RECORD EXCERPTS
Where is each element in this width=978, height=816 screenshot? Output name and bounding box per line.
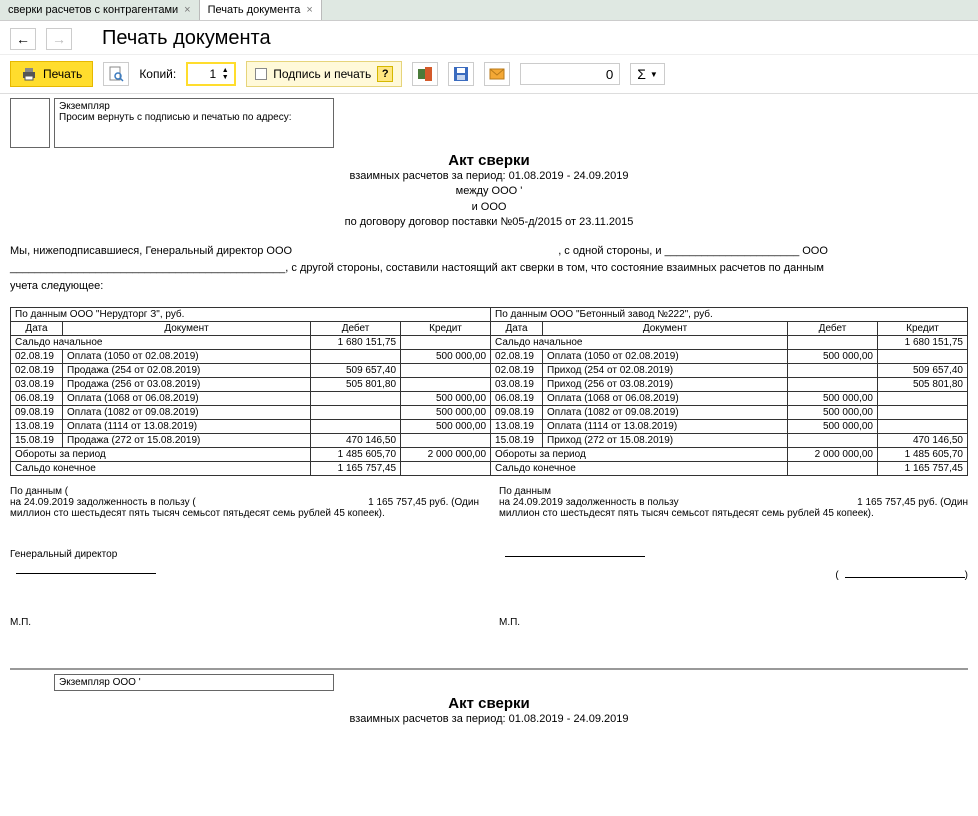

...

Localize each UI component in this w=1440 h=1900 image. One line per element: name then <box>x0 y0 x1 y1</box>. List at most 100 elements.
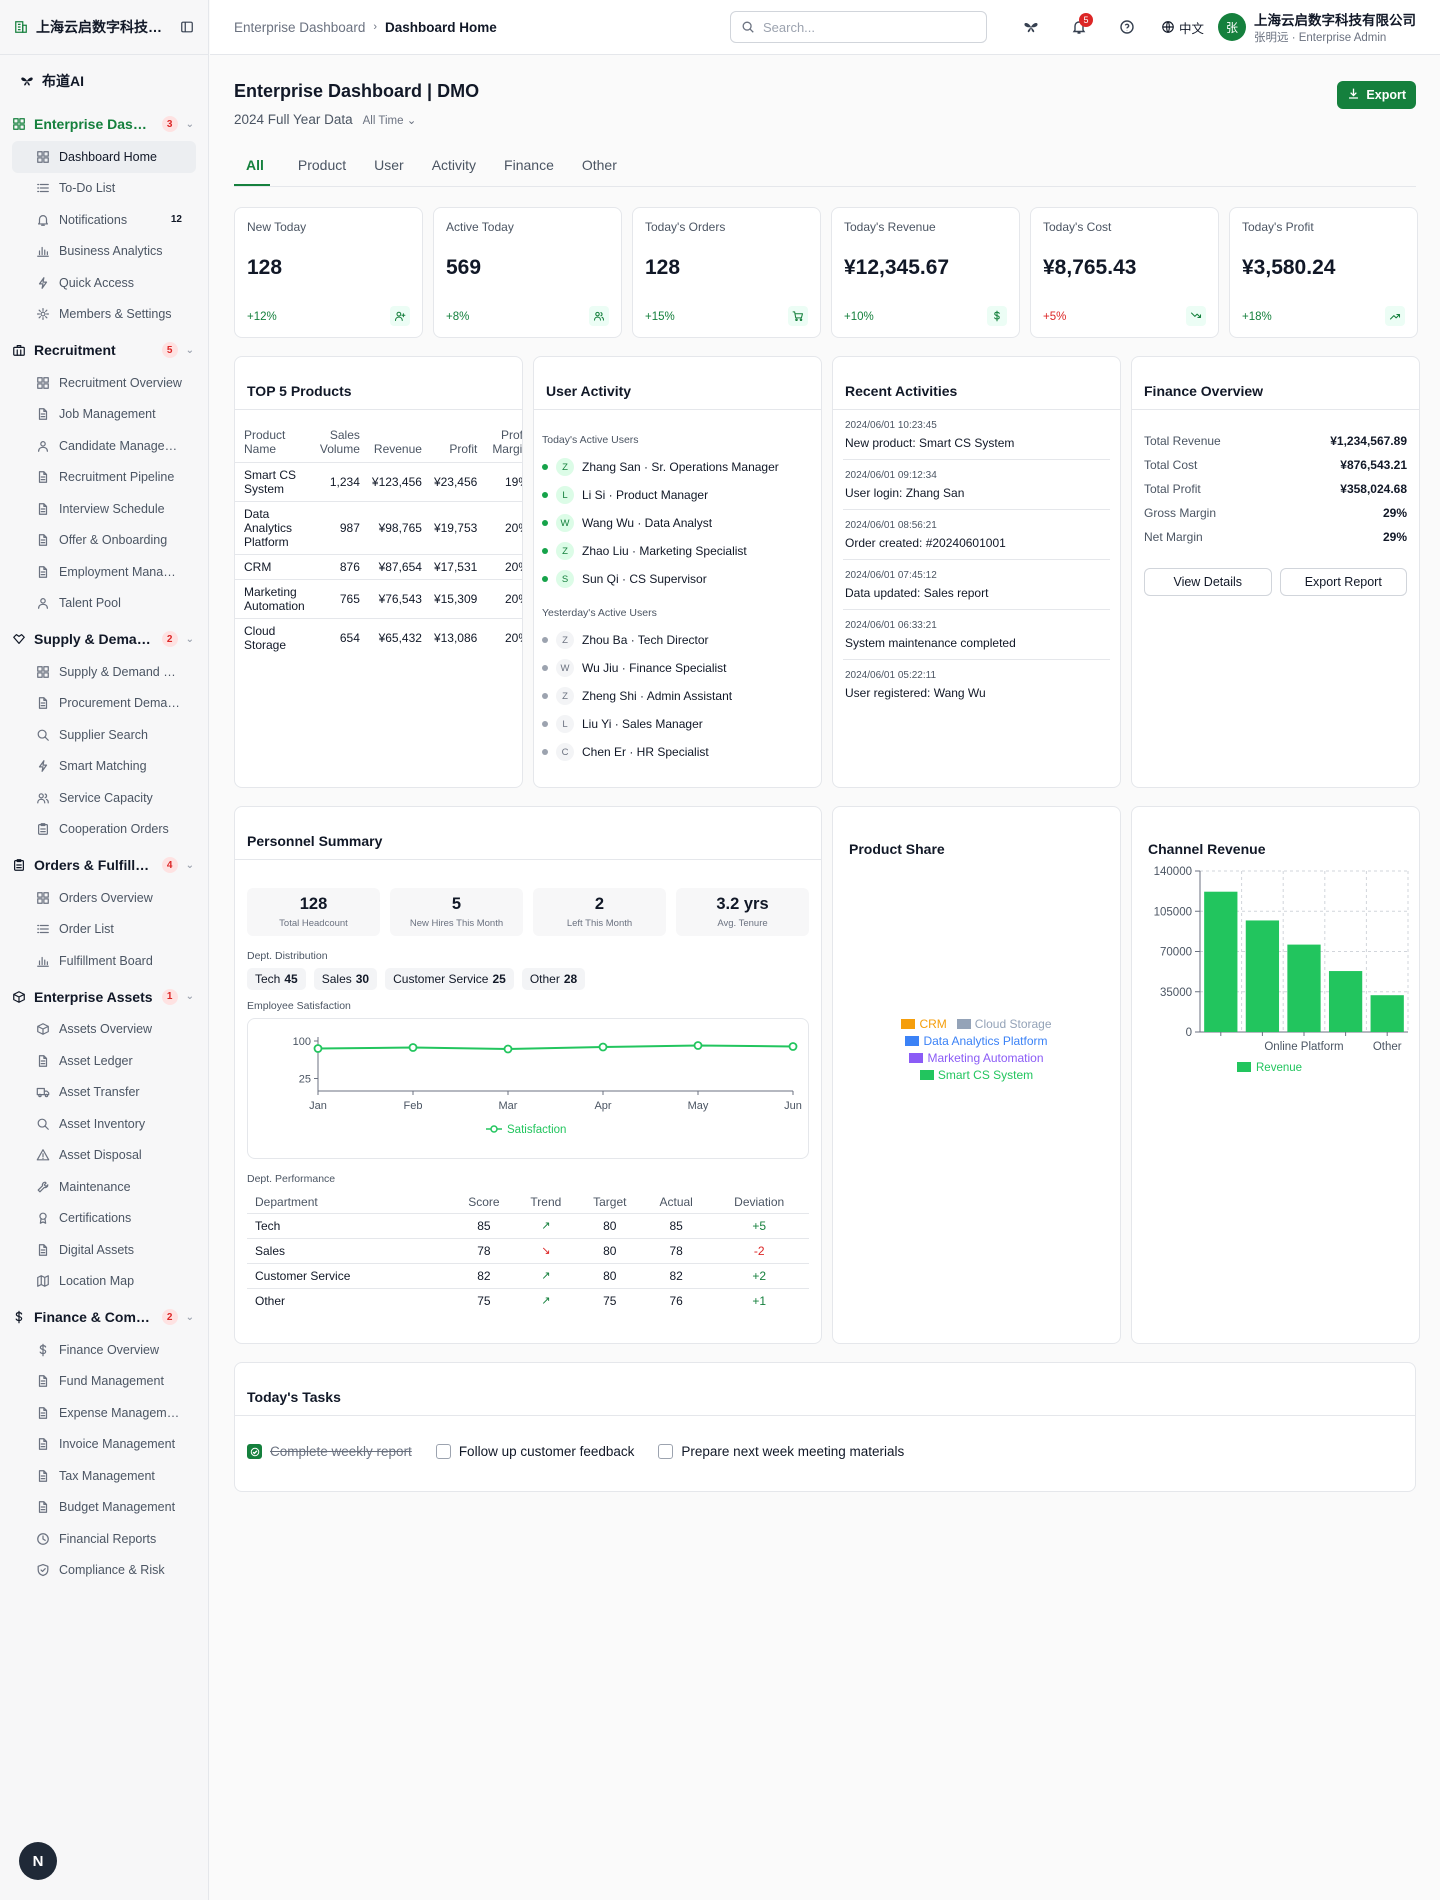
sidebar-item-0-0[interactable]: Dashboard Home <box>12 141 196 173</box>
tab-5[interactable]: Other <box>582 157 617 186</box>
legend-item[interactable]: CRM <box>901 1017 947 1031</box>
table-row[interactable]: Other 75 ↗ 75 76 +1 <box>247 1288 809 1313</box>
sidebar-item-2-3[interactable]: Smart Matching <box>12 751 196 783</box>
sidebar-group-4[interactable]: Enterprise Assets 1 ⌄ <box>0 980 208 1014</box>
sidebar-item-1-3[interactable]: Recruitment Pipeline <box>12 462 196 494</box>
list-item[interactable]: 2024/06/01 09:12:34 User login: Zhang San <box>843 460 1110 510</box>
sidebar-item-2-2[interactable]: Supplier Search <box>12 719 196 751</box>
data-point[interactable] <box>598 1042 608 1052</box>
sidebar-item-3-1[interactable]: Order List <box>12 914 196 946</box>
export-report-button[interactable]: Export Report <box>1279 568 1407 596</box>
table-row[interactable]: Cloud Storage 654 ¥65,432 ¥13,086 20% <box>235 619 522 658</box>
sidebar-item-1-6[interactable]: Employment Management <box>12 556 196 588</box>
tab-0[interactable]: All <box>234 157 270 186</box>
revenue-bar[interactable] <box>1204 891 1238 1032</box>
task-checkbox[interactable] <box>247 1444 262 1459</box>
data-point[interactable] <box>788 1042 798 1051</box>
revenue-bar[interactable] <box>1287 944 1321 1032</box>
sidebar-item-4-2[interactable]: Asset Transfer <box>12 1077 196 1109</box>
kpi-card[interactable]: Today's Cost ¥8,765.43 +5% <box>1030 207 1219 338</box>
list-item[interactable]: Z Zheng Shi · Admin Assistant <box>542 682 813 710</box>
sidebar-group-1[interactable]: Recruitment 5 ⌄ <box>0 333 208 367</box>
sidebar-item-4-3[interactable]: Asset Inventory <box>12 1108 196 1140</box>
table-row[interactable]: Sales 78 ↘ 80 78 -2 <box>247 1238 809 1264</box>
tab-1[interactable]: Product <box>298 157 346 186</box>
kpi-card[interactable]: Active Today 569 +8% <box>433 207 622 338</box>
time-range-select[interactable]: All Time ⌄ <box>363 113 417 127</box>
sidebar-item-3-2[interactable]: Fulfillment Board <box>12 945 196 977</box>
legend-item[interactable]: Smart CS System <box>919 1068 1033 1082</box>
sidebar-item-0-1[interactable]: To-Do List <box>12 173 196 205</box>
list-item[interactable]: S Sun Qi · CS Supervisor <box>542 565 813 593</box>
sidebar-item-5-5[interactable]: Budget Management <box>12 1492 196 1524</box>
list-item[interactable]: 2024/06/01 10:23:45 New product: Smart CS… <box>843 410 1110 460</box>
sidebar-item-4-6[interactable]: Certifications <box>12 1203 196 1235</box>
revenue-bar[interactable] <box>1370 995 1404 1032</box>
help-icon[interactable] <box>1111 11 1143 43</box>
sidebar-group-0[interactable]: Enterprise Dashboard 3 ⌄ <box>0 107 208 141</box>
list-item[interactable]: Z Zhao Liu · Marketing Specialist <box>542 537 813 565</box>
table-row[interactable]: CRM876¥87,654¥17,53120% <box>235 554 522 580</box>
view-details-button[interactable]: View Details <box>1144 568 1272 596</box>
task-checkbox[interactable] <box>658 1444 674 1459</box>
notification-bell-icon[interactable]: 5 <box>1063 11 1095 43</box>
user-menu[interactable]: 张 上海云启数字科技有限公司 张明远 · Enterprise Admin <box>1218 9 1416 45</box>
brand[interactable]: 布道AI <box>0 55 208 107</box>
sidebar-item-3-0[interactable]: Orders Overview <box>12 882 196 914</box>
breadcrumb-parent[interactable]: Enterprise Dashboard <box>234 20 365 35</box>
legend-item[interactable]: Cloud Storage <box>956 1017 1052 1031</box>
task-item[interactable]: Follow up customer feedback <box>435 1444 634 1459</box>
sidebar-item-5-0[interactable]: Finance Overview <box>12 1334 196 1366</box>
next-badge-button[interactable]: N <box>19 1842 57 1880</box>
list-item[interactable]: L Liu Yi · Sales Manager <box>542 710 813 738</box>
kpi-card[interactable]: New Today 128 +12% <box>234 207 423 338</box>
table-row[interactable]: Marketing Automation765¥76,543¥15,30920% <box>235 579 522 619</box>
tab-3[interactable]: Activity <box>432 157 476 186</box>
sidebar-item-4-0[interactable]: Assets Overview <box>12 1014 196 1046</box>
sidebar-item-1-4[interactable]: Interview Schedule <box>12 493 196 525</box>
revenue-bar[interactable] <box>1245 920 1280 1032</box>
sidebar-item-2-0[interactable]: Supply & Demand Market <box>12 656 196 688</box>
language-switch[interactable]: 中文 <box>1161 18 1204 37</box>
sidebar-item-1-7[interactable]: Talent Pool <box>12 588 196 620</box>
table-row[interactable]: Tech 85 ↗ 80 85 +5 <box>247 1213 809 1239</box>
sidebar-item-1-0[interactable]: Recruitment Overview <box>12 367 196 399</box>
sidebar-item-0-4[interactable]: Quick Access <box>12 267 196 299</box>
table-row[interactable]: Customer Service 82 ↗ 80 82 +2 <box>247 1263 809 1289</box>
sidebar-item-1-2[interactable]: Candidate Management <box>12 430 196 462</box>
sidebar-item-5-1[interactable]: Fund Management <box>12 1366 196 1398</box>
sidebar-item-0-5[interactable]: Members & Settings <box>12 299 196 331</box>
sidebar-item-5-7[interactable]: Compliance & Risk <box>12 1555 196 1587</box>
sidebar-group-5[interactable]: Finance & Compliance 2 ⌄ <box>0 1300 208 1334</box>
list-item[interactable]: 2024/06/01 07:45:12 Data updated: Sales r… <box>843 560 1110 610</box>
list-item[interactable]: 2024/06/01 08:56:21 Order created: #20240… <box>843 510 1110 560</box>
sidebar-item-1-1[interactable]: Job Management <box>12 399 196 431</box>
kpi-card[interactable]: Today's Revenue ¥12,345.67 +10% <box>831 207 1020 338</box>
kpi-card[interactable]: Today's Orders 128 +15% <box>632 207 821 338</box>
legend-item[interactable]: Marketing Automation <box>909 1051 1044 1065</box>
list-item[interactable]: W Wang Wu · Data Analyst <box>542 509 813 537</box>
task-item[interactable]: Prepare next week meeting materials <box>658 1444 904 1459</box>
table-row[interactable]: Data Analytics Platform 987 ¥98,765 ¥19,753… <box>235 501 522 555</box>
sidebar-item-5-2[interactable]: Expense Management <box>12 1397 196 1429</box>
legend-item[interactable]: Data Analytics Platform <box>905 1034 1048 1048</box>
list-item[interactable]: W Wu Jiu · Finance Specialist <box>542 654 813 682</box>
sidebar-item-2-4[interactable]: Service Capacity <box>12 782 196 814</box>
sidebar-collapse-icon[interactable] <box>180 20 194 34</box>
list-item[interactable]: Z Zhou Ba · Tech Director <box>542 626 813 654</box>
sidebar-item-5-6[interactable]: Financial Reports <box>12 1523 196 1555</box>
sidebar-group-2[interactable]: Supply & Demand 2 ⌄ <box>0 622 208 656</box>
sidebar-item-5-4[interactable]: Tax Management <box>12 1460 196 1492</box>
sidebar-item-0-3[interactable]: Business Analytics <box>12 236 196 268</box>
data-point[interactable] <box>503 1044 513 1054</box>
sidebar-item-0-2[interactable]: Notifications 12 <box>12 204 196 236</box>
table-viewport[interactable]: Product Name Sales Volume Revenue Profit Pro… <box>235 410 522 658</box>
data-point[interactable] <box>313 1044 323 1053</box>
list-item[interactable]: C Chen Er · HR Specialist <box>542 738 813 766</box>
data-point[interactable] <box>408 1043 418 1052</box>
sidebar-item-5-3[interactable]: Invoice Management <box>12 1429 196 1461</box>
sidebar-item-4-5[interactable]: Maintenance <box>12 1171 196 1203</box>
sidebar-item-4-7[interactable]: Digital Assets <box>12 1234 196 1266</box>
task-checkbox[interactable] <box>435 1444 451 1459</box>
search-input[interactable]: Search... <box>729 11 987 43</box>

* * *

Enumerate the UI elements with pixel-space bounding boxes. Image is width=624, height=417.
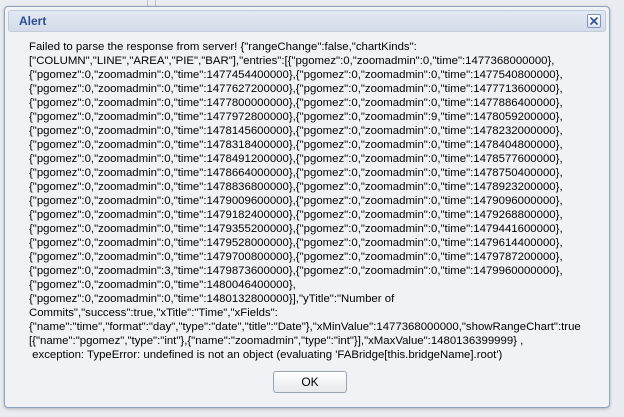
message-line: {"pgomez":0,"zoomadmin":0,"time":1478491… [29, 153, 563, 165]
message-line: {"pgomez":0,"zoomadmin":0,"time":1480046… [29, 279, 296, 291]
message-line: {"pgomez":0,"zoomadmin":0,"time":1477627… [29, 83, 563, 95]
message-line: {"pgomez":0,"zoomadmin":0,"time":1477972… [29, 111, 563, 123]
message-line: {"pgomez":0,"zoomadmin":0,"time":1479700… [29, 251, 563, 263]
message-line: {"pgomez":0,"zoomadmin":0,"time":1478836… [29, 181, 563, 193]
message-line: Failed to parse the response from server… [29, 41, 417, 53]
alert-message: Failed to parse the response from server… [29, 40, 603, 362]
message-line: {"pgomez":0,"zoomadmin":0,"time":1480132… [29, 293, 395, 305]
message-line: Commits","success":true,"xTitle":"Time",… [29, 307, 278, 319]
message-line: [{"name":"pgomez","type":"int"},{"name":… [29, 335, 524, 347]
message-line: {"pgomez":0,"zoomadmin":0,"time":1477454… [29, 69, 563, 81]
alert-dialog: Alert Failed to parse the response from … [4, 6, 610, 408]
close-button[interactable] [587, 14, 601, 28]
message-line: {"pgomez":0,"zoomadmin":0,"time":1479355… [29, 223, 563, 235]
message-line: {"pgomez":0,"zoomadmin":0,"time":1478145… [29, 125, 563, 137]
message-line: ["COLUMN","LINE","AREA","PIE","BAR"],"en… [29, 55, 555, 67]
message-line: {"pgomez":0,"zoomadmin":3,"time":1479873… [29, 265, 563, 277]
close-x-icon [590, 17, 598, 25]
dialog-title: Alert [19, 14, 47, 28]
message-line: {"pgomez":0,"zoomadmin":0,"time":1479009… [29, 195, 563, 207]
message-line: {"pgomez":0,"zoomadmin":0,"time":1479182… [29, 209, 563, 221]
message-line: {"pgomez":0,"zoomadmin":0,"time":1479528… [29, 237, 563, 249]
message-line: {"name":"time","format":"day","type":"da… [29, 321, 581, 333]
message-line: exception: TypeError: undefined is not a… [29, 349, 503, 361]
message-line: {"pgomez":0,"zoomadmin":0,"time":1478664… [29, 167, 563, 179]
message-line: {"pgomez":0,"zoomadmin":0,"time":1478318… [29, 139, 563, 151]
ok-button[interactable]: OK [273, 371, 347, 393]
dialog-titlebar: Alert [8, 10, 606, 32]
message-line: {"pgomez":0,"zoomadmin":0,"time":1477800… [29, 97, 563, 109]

AIM
Reproduce word for word the stretch above from the line containing "Localize each UI" through the line containing "tab-1[interactable]: Product <box>298", including both of those lines. Omit the picture from your copy.

WRITTEN SOLUTION
Localize each UI component in this w=1440 h=1900 image. One line per element: name then <box>x0 y0 x1 y1</box>. List at most 100 elements.
sidebar-item-0-0[interactable]: Dashboard Home <box>12 141 196 173</box>
tab-5[interactable]: Other <box>582 157 617 186</box>
legend-item[interactable]: CRM <box>901 1017 947 1031</box>
table-row[interactable]: Other 75 ↗ 75 76 +1 <box>247 1288 809 1313</box>
sidebar-item-2-3[interactable]: Smart Matching <box>12 751 196 783</box>
sidebar-group-4[interactable]: Enterprise Assets 1 ⌄ <box>0 980 208 1014</box>
sidebar-item-1-3[interactable]: Recruitment Pipeline <box>12 462 196 494</box>
list-item[interactable]: 2024/06/01 09:12:34 User login: Zhang San <box>843 460 1110 510</box>
sidebar-item-2-2[interactable]: Supplier Search <box>12 719 196 751</box>
data-point[interactable] <box>598 1042 608 1052</box>
sidebar-item-3-1[interactable]: Order List <box>12 914 196 946</box>
export-report-button[interactable]: Export Report <box>1279 568 1407 596</box>
table-row[interactable]: Cloud Storage 654 ¥65,432 ¥13,086 20% <box>235 619 522 658</box>
sidebar-item-1-6[interactable]: Employment Management <box>12 556 196 588</box>
tab-0[interactable]: All <box>234 157 270 186</box>
revenue-bar[interactable] <box>1204 891 1238 1032</box>
task-checkbox[interactable] <box>247 1444 262 1459</box>
data-point[interactable] <box>788 1042 798 1051</box>
revenue-bar[interactable] <box>1287 944 1321 1032</box>
sidebar-item-4-2[interactable]: Asset Transfer <box>12 1077 196 1109</box>
kpi-card[interactable]: Today's Cost ¥8,765.43 +5% <box>1030 207 1219 338</box>
list-item[interactable]: Z Zheng Shi · Admin Assistant <box>542 682 813 710</box>
sidebar-group-1[interactable]: Recruitment 5 ⌄ <box>0 333 208 367</box>
sidebar-item-4-3[interactable]: Asset Inventory <box>12 1108 196 1140</box>
table-row[interactable]: Sales 78 ↘ 80 78 -2 <box>247 1238 809 1264</box>
tab-1[interactable]: Product <box>298 157 346 186</box>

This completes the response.